Records about charts and figures:

========================================================================

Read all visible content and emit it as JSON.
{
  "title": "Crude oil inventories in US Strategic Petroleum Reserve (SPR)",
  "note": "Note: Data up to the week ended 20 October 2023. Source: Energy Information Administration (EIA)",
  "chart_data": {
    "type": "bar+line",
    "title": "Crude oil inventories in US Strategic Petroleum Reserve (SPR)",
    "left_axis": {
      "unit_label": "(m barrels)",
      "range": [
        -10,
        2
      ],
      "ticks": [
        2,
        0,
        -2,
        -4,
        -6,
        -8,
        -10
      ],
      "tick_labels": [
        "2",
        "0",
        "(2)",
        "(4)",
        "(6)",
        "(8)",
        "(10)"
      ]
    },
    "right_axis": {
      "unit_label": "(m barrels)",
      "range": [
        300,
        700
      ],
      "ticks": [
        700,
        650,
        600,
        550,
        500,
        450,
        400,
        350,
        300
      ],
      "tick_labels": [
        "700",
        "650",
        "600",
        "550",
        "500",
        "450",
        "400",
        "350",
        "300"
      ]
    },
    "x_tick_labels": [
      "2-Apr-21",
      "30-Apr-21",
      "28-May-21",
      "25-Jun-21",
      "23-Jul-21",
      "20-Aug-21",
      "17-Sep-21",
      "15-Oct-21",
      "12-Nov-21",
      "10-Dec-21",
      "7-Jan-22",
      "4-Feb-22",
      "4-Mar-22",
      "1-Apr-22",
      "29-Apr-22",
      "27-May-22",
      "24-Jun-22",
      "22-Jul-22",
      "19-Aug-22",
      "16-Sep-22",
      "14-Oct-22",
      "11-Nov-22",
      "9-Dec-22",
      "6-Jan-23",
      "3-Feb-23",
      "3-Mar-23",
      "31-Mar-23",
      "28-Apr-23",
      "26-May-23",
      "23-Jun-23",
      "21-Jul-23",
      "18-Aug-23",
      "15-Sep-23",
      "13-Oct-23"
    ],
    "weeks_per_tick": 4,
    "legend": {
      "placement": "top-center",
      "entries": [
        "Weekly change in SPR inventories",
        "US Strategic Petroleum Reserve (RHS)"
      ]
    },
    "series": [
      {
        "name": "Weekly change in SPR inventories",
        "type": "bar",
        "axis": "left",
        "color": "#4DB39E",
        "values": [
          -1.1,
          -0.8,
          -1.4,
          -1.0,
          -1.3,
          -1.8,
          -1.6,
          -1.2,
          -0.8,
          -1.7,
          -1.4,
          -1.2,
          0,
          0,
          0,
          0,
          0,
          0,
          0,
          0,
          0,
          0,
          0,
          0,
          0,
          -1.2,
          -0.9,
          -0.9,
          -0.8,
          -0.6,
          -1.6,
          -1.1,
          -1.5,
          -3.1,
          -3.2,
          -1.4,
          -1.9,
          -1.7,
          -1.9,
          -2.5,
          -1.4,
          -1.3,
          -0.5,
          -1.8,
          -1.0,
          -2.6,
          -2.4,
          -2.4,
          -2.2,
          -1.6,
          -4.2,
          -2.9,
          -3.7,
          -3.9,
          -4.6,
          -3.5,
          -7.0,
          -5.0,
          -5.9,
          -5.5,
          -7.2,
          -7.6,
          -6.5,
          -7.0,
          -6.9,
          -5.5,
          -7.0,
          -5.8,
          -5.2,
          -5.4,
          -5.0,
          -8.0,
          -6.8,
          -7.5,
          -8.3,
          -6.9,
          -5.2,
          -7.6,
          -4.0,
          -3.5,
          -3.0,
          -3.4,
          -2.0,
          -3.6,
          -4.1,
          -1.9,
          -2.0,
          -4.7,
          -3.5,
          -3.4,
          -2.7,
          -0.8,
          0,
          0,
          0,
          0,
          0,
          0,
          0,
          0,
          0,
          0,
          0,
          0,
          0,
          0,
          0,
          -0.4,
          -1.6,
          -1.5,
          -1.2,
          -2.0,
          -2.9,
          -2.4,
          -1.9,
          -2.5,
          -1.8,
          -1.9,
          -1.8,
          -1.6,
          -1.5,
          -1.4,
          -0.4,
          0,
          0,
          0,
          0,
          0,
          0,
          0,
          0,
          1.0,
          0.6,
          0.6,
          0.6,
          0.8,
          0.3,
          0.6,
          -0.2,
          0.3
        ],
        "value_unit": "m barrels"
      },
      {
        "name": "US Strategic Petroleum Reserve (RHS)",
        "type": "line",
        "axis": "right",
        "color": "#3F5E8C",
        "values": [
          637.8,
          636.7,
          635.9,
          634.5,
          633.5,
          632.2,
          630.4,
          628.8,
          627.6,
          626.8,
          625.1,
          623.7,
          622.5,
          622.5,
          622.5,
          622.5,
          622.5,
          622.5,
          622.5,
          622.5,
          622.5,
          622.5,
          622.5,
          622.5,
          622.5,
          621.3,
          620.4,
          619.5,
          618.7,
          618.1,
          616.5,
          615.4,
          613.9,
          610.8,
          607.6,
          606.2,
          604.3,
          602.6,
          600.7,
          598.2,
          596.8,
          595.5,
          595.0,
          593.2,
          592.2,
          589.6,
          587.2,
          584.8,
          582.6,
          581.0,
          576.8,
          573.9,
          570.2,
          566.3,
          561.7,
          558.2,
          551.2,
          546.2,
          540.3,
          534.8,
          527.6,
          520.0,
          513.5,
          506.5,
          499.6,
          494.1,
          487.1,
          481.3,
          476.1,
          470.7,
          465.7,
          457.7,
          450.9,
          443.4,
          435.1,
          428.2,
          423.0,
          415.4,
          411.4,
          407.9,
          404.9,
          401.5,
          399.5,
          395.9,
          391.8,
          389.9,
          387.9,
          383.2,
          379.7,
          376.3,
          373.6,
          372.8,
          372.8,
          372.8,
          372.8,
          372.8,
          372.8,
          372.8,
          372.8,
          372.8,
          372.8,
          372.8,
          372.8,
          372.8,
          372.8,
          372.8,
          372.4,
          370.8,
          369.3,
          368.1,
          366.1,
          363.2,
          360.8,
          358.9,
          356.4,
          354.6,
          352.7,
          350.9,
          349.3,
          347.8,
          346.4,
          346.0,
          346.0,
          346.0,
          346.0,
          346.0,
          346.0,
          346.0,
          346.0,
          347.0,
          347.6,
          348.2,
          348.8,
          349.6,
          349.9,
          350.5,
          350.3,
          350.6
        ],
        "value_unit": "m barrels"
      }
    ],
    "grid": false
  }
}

========================================================================

→ **What needs to be done**:
Copy out the full listing exactly.

→ **Expected answer**:
Read all visible content and emit it as JSON.
{
  "title": "Crude oil inventories in US Strategic Petroleum Reserve (SPR)",
  "note": "Note: Data up to the week ended 20 October 2023. Source: Energy Information Administration (EIA)",
  "chart_data": {
    "type": "bar+line",
    "title": "Crude oil inventories in US Strategic Petroleum Reserve (SPR)",
    "left_axis": {
      "unit_label": "(m barrels)",
      "range": [
        -10,
        2
      ],
      "ticks": [
        2,
        0,
        -2,
        -4,
        -6,
        -8,
        -10
      ],
      "tick_labels": [
        "2",
        "0",
        "(2)",
        "(4)",
        "(6)",
        "(8)",
        "(10)"
      ]
    },
    "right_axis": {
      "unit_label": "(m barrels)",
      "range": [
        300,
        700
      ],
      "ticks": [
        700,
        650,
        600,
        550,
        500,
        450,
        400,
        350,
        300
      ],
      "tick_labels": [
        "700",
        "650",
        "600",
        "550",
        "500",
        "450",
        "400",
        "350",
        "300"
      ]
    },
    "x_tick_labels": [
      "2-Apr-21",
      "30-Apr-21",
      "28-May-21",
      "25-Jun-21",
      "23-Jul-21",
      "20-Aug-21",
      "17-Sep-21",
      "15-Oct-21",
      "12-Nov-21",
      "10-Dec-21",
      "7-Jan-22",
      "4-Feb-22",
      "4-Mar-22",
      "1-Apr-22",
      "29-Apr-22",
      "27-May-22",
      "24-Jun-22",
      "22-Jul-22",
      "19-Aug-22",
      "16-Sep-22",
      "14-Oct-22",
      "11-Nov-22",
      "9-Dec-22",
      "6-Jan-23",
      "3-Feb-23",
      "3-Mar-23",
      "31-Mar-23",
      "28-Apr-23",
      "26-May-23",
      "23-Jun-23",
      "21-Jul-23",
      "18-Aug-23",
      "15-Sep-23",
      "13-Oct-23"
    ],
    "weeks_per_tick": 4,
    "legend": {
      "placement": "top-center",
      "entries": [
        "Weekly change in SPR inventories",
        "US Strategic Petroleum Reserve (RHS)"
      ]
    },
    "series": [
      {
        "name": "Weekly change in SPR inventories",
        "type": "bar",
        "axis": "left",
        "color": "#4DB39E",
        "values": [
          -1.1,
          -0.8,
          -1.4,
          -1.0,
          -1.3,
          -1.8,
          -1.6,
          -1.2,
          -0.8,
          -1.7,
          -1.4,
          -1.2,
          0,
          0,
          0,
          0,
          0,
          0,
          0,
          0,
          0,
          0,
          0,
          0,
          0,
          -1.2,
          -0.9,
          -0.9,
          -0.8,
          -0.6,
          -1.6,
          -1.1,
          -1.5,
          -3.1,
          -3.2,
          -1.4,
          -1.9,
          -1.7,
          -1.9,
          -2.5,
          -1.4,
          -1.3,
          -0.5,
          -1.8,
          -1.0,
          -2.6,
          -2.4,
          -2.4,
          -2.2,
          -1.6,
          -4.2,
          -2.9,
          -3.7,
          -3.9,
          -4.6,
          -3.5,
          -7.0,
          -5.0,
          -5.9,
          -5.5,
          -7.2,
          -7.6,
          -6.5,
          -7.0,
          -6.9,
          -5.5,
          -7.0,
          -5.8,
          -5.2,
          -5.4,
          -5.0,
          -8.0,
          -6.8,
          -7.5,
          -8.3,
          -6.9,
          -5.2,
          -7.6,
          -4.0,
          -3.5,
          -3.0,
          -3.4,
          -2.0,
          -3.6,
          -4.1,
          -1.9,
          -2.0,
          -4.7,
          -3.5,
          -3.4,
          -2.7,
          -0.8,
          0,
          0,
          0,
          0,
          0,
          0,
          0,
          0,
          0,
          0,
          0,
          0,
          0,
          0,
          0,
          -0.4,
          -1.6,
          -1.5,
          -1.2,
          -2.0,
          -2.9,
          -2.4,
          -1.9,
          -2.5,
          -1.8,
          -1.9,
          -1.8,
          -1.6,
          -1.5,
          -1.4,
          -0.4,
          0,
          0,
          0,
          0,
          0,
          0,
          0,
          0,
          1.0,
          0.6,
          0.6,
          0.6,
          0.8,
          0.3,
          0.6,
          -0.2,
          0.3
        ],
        "value_unit": "m barrels"
      },
      {
        "name": "US Strategic Petroleum Reserve (RHS)",
        "type": "line",
        "axis": "right",
        "color": "#3F5E8C",
        "values": [
          637.8,
          636.7,
          635.9,
          634.5,
          633.5,
          632.2,
          630.4,
          628.8,
          627.6,
          626.8,
          625.1,
          623.7,
          622.5,
          622.5,
          622.5,
          622.5,
          622.5,
          622.5,
          622.5,
          622.5,
          622.5,
          622.5,
          622.5,
          622.5,
          622.5,
          621.3,
          620.4,
          619.5,
          618.7,
          618.1,
          616.5,
          615.4,
          613.9,
          610.8,
          607.6,
          606.2,
          604.3,
          602.6,
          600.7,
          598.2,
          596.8,
          595.5,
          595.0,
          593.2,
          592.2,
          589.6,
          587.2,
          584.8,
          582.6,
          581.0,
          576.8,
          573.9,
          570.2,
          566.3,
          561.7,
          558.2,
          551.2,
          546.2,
          540.3,
          534.8,
          527.6,
          520.0,
          513.5,
          506.5,
          499.6,
          494.1,
          487.1,
          481.3,
          476.1,
          470.7,
          465.7,
          457.7,
          450.9,
          443.4,
          435.1,
          428.2,
          423.0,
          415.4,
          411.4,
          407.9,
          404.9,
          401.5,
          399.5,
          395.9,
          391.8,
          389.9,
          387.9,
          383.2,
          379.7,
          376.3,
          373.6,
          372.8,
          372.8,
          372.8,
          372.8,
          372.8,
          372.8,
          372.8,
          372.8,
          372.8,
          372.8,
          372.8,
          372.8,
          372.8,
          372.8,
          372.8,
          372.4,
          370.8,
          369.3,
          368.1,
          366.1,
          363.2,
          360.8,
          358.9,
          356.4,
          354.6,
          352.7,
          350.9,
          349.3,
          347.8,
          346.4,
          346.0,
          346.0,
          346.0,
          346.0,
          346.0,
          346.0,
          346.0,
          346.0,
          347.0,
          347.6,
          348.2,
          348.8,
          349.6,
          349.9,
          350.5,
          350.3,
          350.6
        ],
        "value_unit": "m barrels"
      }
    ],
    "grid": false
  }
}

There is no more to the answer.